Write out the material exactly, without any of its pictures.

+---+

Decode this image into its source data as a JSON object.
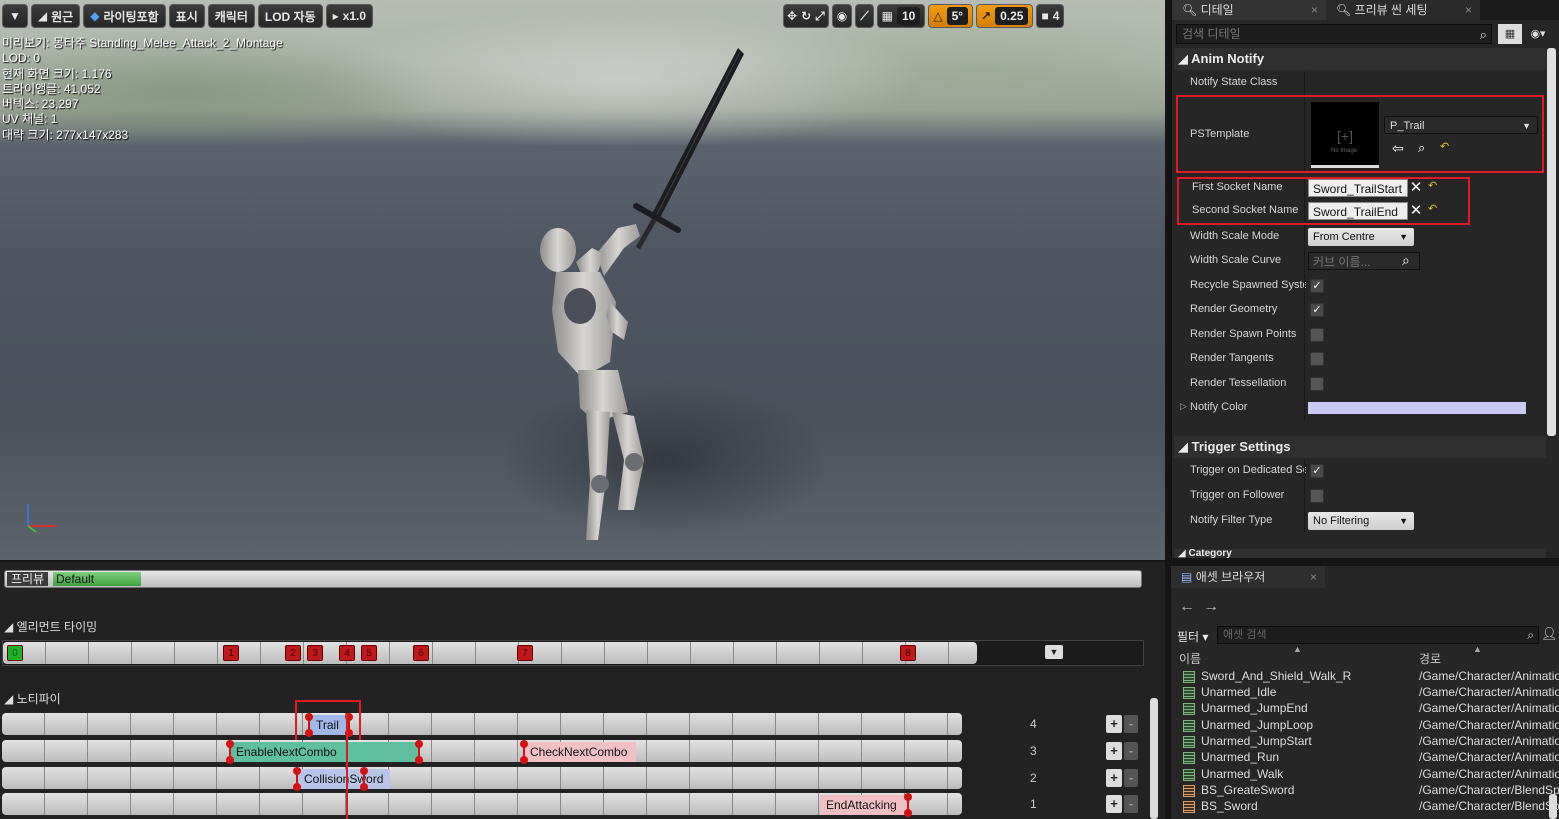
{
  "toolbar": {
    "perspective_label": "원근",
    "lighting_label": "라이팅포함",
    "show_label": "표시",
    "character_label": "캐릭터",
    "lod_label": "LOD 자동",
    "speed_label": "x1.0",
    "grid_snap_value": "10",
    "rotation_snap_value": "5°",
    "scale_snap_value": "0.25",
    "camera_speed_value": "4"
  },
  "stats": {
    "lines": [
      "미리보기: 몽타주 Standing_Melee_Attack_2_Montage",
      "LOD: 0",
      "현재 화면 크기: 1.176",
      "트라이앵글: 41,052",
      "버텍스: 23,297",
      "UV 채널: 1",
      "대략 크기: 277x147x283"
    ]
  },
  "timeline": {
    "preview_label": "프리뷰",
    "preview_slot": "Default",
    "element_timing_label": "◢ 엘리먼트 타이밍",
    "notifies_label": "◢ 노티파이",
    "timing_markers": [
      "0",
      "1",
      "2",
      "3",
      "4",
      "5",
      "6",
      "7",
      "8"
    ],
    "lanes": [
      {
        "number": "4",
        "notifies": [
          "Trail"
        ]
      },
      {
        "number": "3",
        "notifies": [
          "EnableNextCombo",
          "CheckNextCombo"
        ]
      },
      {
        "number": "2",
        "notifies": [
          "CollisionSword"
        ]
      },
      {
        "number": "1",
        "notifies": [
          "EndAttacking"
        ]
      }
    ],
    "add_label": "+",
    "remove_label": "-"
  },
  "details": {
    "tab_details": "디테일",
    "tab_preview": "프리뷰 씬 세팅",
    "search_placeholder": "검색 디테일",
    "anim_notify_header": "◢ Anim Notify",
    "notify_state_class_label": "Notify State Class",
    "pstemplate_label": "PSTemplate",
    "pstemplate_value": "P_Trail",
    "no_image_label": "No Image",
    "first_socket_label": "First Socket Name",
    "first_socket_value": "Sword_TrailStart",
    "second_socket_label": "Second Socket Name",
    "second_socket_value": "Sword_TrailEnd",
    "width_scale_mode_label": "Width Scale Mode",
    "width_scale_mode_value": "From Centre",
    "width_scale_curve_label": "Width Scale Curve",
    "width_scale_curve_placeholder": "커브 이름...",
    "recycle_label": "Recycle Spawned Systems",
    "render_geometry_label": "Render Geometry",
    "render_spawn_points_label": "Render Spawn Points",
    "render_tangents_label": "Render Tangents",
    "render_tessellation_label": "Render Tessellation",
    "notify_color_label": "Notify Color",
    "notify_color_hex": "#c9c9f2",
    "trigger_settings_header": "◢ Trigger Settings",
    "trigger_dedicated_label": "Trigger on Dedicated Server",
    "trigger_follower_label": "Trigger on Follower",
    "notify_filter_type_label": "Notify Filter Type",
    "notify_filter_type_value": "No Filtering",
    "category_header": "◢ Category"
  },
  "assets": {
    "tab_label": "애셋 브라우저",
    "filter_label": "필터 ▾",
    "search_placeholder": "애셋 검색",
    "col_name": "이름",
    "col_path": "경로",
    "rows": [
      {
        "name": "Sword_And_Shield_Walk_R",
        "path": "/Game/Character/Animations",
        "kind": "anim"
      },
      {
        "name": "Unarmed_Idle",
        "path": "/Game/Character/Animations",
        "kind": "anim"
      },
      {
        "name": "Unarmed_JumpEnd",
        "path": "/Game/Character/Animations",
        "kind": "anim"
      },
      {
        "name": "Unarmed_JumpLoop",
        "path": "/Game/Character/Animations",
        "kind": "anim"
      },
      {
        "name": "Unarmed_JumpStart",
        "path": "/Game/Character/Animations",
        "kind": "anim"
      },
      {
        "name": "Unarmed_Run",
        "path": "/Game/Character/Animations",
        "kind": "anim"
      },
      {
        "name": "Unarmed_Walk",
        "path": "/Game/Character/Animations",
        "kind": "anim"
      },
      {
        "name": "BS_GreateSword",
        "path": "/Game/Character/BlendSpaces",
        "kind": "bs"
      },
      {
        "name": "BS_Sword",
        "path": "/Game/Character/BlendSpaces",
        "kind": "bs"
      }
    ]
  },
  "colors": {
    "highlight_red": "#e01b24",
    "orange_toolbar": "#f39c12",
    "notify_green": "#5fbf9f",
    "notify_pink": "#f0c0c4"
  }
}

+---+

RESULT OF THE EXERCISE:
Decode this image into its source data as a JSON object.
{
  "toolbar": {
    "perspective_label": "원근",
    "lighting_label": "라이팅포함",
    "show_label": "표시",
    "character_label": "캐릭터",
    "lod_label": "LOD 자동",
    "speed_label": "x1.0",
    "grid_snap_value": "10",
    "rotation_snap_value": "5°",
    "scale_snap_value": "0.25",
    "camera_speed_value": "4"
  },
  "stats": {
    "lines": [
      "미리보기: 몽타주 Standing_Melee_Attack_2_Montage",
      "LOD: 0",
      "현재 화면 크기: 1.176",
      "트라이앵글: 41,052",
      "버텍스: 23,297",
      "UV 채널: 1",
      "대략 크기: 277x147x283"
    ]
  },
  "timeline": {
    "preview_label": "프리뷰",
    "preview_slot": "Default",
    "element_timing_label": "◢ 엘리먼트 타이밍",
    "notifies_label": "◢ 노티파이",
    "timing_markers": [
      "0",
      "1",
      "2",
      "3",
      "4",
      "5",
      "6",
      "7",
      "8"
    ],
    "lanes": [
      {
        "number": "4",
        "notifies": [
          "Trail"
        ]
      },
      {
        "number": "3",
        "notifies": [
          "EnableNextCombo",
          "CheckNextCombo"
        ]
      },
      {
        "number": "2",
        "notifies": [
          "CollisionSword"
        ]
      },
      {
        "number": "1",
        "notifies": [
          "EndAttacking"
        ]
      }
    ],
    "add_label": "+",
    "remove_label": "-"
  },
  "details": {
    "tab_details": "디테일",
    "tab_preview": "프리뷰 씬 세팅",
    "search_placeholder": "검색 디테일",
    "anim_notify_header": "◢ Anim Notify",
    "notify_state_class_label": "Notify State Class",
    "pstemplate_label": "PSTemplate",
    "pstemplate_value": "P_Trail",
    "no_image_label": "No Image",
    "first_socket_label": "First Socket Name",
    "first_socket_value": "Sword_TrailStart",
    "second_socket_label": "Second Socket Name",
    "second_socket_value": "Sword_TrailEnd",
    "width_scale_mode_label": "Width Scale Mode",
    "width_scale_mode_value": "From Centre",
    "width_scale_curve_label": "Width Scale Curve",
    "width_scale_curve_placeholder": "커브 이름...",
    "recycle_label": "Recycle Spawned Systems",
    "render_geometry_label": "Render Geometry",
    "render_spawn_points_label": "Render Spawn Points",
    "render_tangents_label": "Render Tangents",
    "render_tessellation_label": "Render Tessellation",
    "notify_color_label": "Notify Color",
    "notify_color_hex": "#c9c9f2",
    "trigger_settings_header": "◢ Trigger Settings",
    "trigger_dedicated_label": "Trigger on Dedicated Server",
    "trigger_follower_label": "Trigger on Follower",
    "notify_filter_type_label": "Notify Filter Type",
    "notify_filter_type_value": "No Filtering",
    "category_header": "◢ Category"
  },
  "assets": {
    "tab_label": "애셋 브라우저",
    "filter_label": "필터 ▾",
    "search_placeholder": "애셋 검색",
    "col_name": "이름",
    "col_path": "경로",
    "rows": [
      {
        "name": "Sword_And_Shield_Walk_R",
        "path": "/Game/Character/Animations",
        "kind": "anim"
      },
      {
        "name": "Unarmed_Idle",
        "path": "/Game/Character/Animations",
        "kind": "anim"
      },
      {
        "name": "Unarmed_JumpEnd",
        "path": "/Game/Character/Animations",
        "kind": "anim"
      },
      {
        "name": "Unarmed_JumpLoop",
        "path": "/Game/Character/Animations",
        "kind": "anim"
      },
      {
        "name": "Unarmed_JumpStart",
        "path": "/Game/Character/Animations",
        "kind": "anim"
      },
      {
        "name": "Unarmed_Run",
        "path": "/Game/Character/Animations",
        "kind": "anim"
      },
      {
        "name": "Unarmed_Walk",
        "path": "/Game/Character/Animations",
        "kind": "anim"
      },
      {
        "name": "BS_GreateSword",
        "path": "/Game/Character/BlendSpaces",
        "kind": "bs"
      },
      {
        "name": "BS_Sword",
        "path": "/Game/Character/BlendSpaces",
        "kind": "bs"
      }
    ]
  },
  "colors": {
    "highlight_red": "#e01b24",
    "orange_toolbar": "#f39c12",
    "notify_green": "#5fbf9f",
    "notify_pink": "#f0c0c4"
  }
}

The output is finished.